┌──

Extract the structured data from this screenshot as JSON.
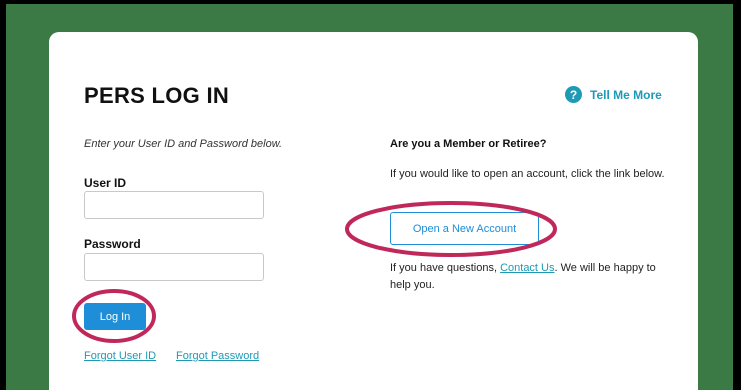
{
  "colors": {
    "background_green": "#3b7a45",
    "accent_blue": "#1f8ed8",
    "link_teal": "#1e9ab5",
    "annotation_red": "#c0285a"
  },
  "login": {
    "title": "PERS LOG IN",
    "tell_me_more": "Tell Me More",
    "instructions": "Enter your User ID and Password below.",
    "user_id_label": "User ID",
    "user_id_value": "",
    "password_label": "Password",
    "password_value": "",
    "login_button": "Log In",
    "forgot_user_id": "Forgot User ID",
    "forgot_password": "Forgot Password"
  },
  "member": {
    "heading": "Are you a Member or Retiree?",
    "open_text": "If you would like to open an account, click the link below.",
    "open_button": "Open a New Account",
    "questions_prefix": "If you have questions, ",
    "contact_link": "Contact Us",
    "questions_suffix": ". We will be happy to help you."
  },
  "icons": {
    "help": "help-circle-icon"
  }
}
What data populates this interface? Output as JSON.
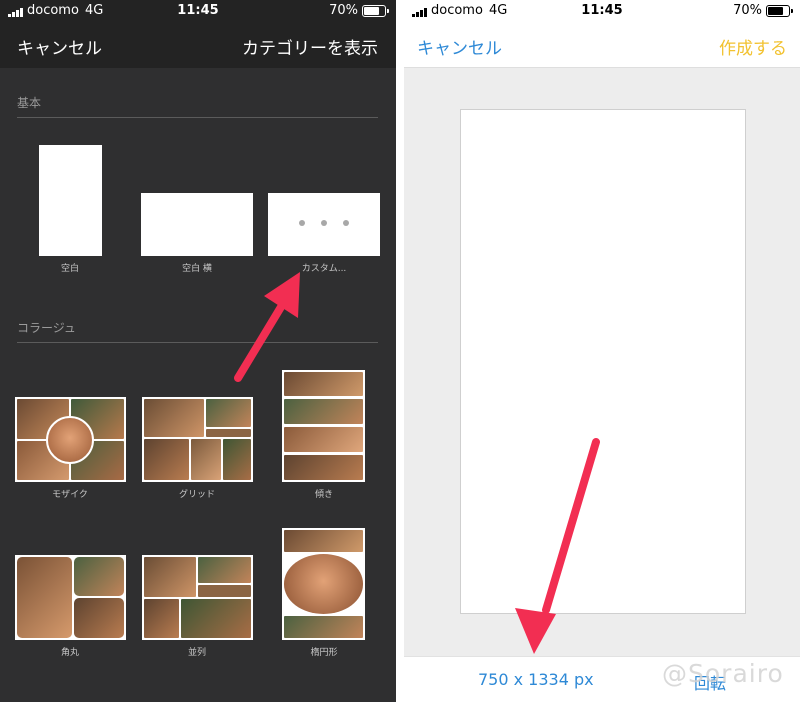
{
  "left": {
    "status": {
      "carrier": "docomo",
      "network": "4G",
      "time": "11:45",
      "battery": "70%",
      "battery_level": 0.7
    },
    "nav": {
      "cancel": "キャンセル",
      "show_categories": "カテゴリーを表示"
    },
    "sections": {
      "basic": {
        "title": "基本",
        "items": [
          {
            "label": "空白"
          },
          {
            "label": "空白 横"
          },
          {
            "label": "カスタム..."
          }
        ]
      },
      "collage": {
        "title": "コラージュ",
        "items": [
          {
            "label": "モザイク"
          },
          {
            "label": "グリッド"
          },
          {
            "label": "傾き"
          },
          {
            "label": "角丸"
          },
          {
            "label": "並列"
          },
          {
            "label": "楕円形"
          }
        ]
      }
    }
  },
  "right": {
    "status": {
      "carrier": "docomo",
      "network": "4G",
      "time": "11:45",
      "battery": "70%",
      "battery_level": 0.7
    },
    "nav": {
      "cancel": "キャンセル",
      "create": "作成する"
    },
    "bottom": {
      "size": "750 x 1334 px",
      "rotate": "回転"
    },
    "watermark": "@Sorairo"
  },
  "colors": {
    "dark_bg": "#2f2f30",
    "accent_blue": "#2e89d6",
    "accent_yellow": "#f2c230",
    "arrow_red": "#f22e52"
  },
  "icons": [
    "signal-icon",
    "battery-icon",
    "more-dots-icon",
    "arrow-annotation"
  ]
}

└──
┌──

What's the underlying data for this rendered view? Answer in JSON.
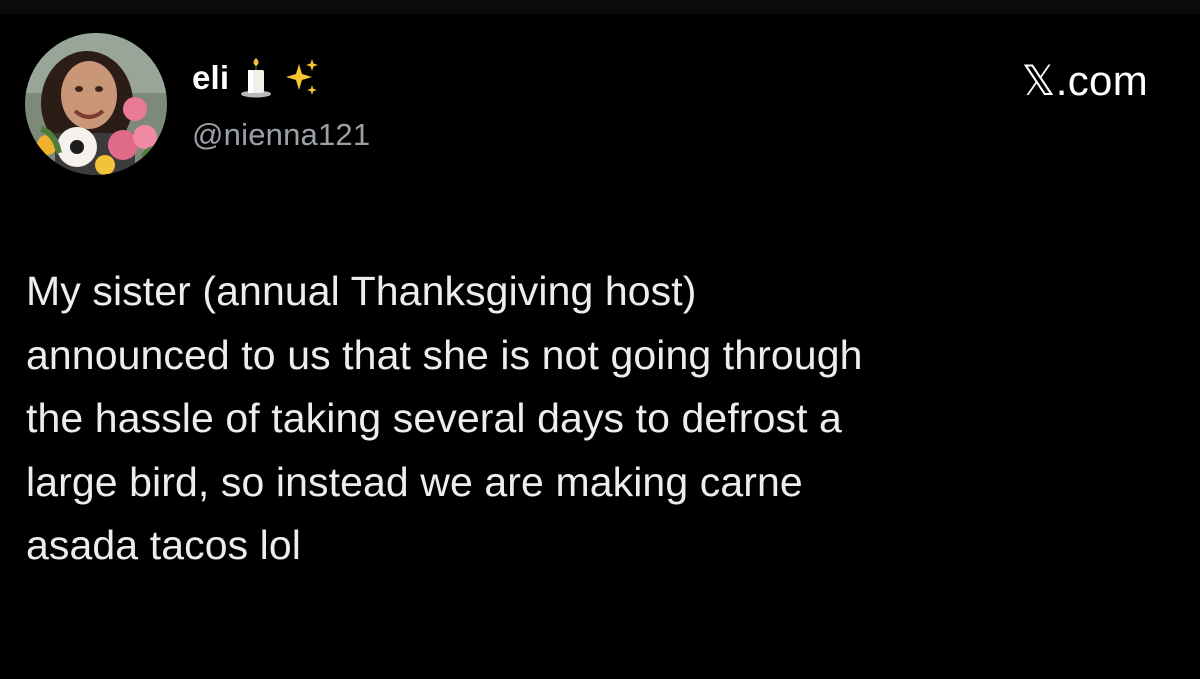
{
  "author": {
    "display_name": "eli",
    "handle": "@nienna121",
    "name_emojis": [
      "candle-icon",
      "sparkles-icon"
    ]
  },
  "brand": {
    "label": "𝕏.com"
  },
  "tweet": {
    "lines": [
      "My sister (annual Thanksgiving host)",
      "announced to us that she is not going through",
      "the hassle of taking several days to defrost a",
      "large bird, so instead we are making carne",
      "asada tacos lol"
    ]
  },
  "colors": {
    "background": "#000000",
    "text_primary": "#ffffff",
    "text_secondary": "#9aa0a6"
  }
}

└──
┌──

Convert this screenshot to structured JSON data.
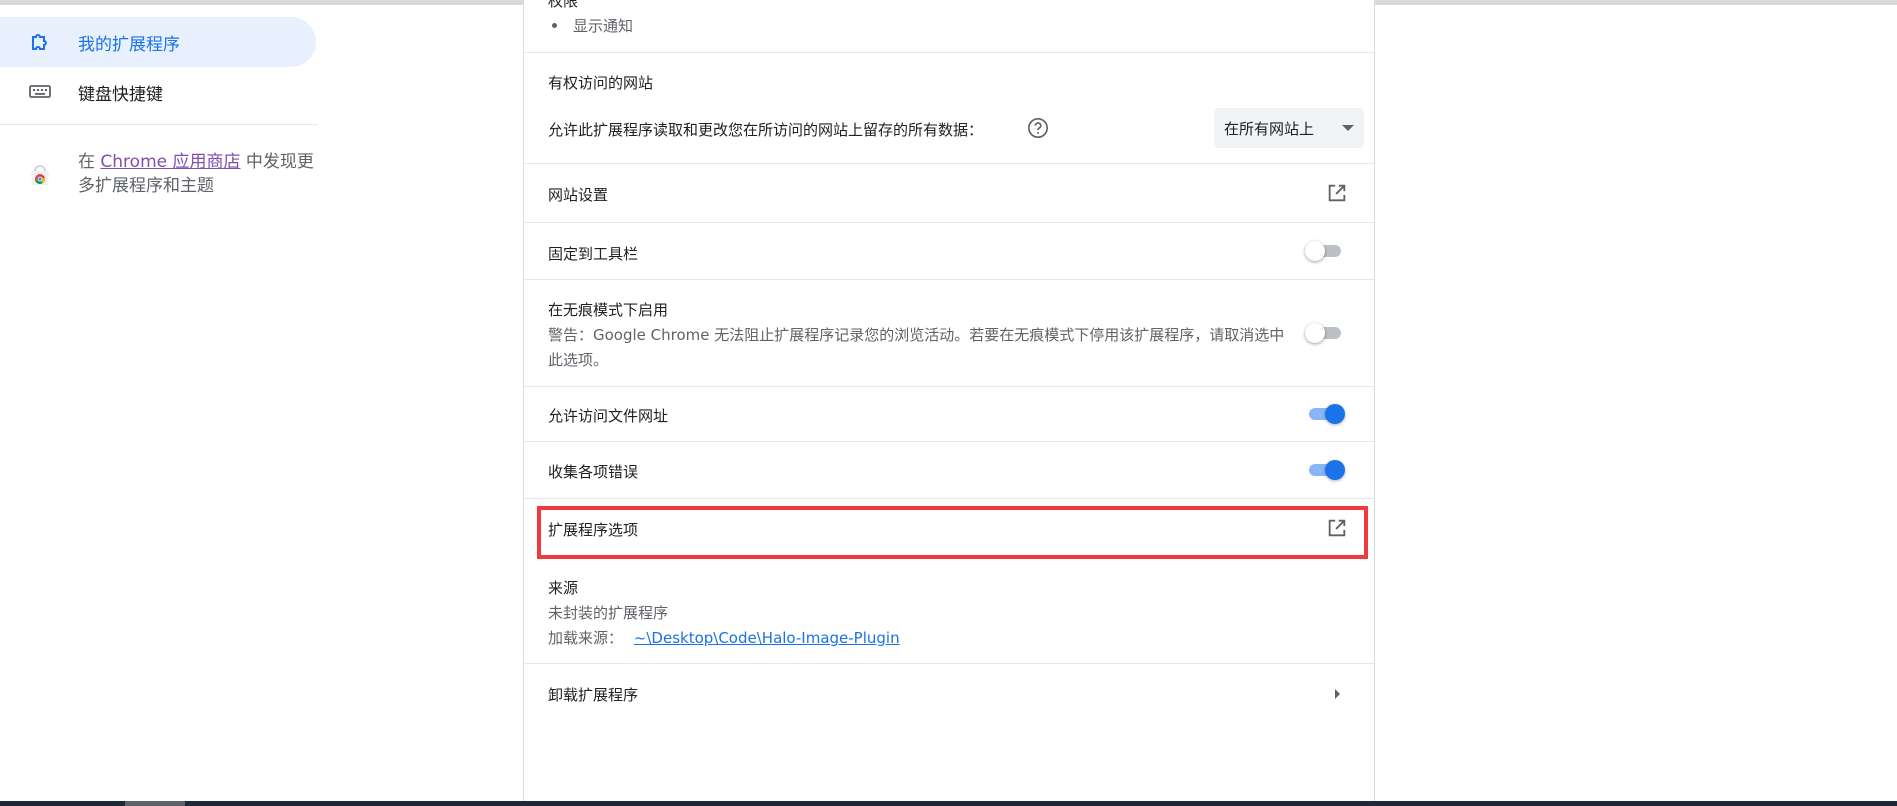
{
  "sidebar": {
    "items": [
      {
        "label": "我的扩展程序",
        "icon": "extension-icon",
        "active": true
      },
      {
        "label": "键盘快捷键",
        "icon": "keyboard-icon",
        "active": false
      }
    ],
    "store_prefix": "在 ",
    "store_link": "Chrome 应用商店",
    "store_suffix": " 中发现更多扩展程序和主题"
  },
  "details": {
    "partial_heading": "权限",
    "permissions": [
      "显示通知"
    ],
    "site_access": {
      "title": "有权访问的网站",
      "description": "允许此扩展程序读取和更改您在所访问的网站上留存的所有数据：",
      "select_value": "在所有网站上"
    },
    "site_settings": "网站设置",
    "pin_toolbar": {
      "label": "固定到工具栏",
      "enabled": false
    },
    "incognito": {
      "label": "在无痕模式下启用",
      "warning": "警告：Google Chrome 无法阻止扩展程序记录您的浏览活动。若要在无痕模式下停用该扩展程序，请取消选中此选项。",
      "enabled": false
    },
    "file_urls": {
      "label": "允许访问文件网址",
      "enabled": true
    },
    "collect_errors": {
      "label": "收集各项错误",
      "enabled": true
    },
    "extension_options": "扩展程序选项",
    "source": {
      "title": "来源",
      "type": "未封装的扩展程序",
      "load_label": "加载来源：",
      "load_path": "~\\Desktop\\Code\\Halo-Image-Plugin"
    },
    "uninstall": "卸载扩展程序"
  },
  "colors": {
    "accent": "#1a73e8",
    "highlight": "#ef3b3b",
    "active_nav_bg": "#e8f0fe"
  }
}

└──

**Instruction**
Read the entries and show each line that mentions "title".

**Problem solution**
    "title": "PERS LOG IN",
        "title": "基本",
        "title": "コラージュ",
      "title": "有权访问的网站",
      "title": "来源",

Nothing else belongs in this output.